**Written problem**
In the entries below, find the lines that contain the word "ثابت" and copy them.

^^^^

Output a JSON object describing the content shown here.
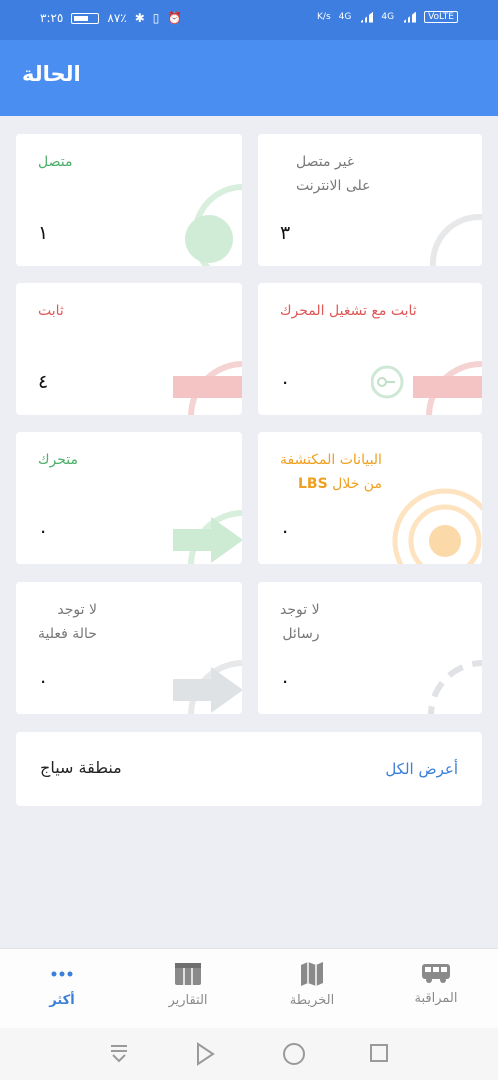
{
  "status_bar": {
    "time": "٣:٢٥",
    "battery": "٨٧٪",
    "network_speed": "K/s",
    "signal_1": "4G",
    "signal_2": "4G",
    "volte": "VoLTE"
  },
  "header": {
    "title": "الحالة"
  },
  "cards": [
    {
      "label_line1": "متصل",
      "label_line2": "",
      "count": "١",
      "label_color": "#4caf6a",
      "icon": "connected-icon"
    },
    {
      "label_line1": "غير متصل",
      "label_line2": "على الانترنت",
      "count": "٣",
      "label_color": "#777777",
      "icon": "offline-icon"
    },
    {
      "label_line1": "ثابت",
      "label_line2": "",
      "count": "٤",
      "label_color": "#e05757",
      "icon": "stopped-icon"
    },
    {
      "label_line1": "ثابت مع تشغيل المحرك",
      "label_line2": "",
      "count": "٠",
      "label_color": "#e05757",
      "icon": "idle-engine-icon"
    },
    {
      "label_line1": "متحرك",
      "label_line2": "",
      "count": "٠",
      "label_color": "#4caf6a",
      "icon": "moving-icon"
    },
    {
      "label_line1": "البيانات المكتشفة",
      "label_line2": "من خلال",
      "label_line2_bold": "LBS",
      "count": "٠",
      "label_color": "#f0a020",
      "icon": "lbs-icon"
    },
    {
      "label_line1": "لا توجد",
      "label_line2": "حالة فعلية",
      "count": "٠",
      "label_color": "#777777",
      "icon": "no-status-icon"
    },
    {
      "label_line1": "لا توجد",
      "label_line2": "رسائل",
      "count": "٠",
      "label_color": "#777777",
      "icon": "no-messages-icon"
    }
  ],
  "geofence": {
    "title": "منطقة سياج",
    "view_all": "أعرض الكل"
  },
  "bottom_nav": {
    "items": [
      {
        "label": "المراقبة",
        "icon": "bus-icon",
        "active": false
      },
      {
        "label": "الخريطة",
        "icon": "map-icon",
        "active": false
      },
      {
        "label": "التقارير",
        "icon": "table-icon",
        "active": false
      },
      {
        "label": "أكثر",
        "icon": "more-dots-icon",
        "active": true
      }
    ]
  },
  "colors": {
    "accent": "#4a8ef2",
    "green": "#4caf6a",
    "red": "#e05757",
    "orange": "#f0a020",
    "grey": "#777777"
  }
}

^^^^

**Finished exercise**
      "label_line1": "ثابت",
      "label_line1": "ثابت مع تشغيل المحرك",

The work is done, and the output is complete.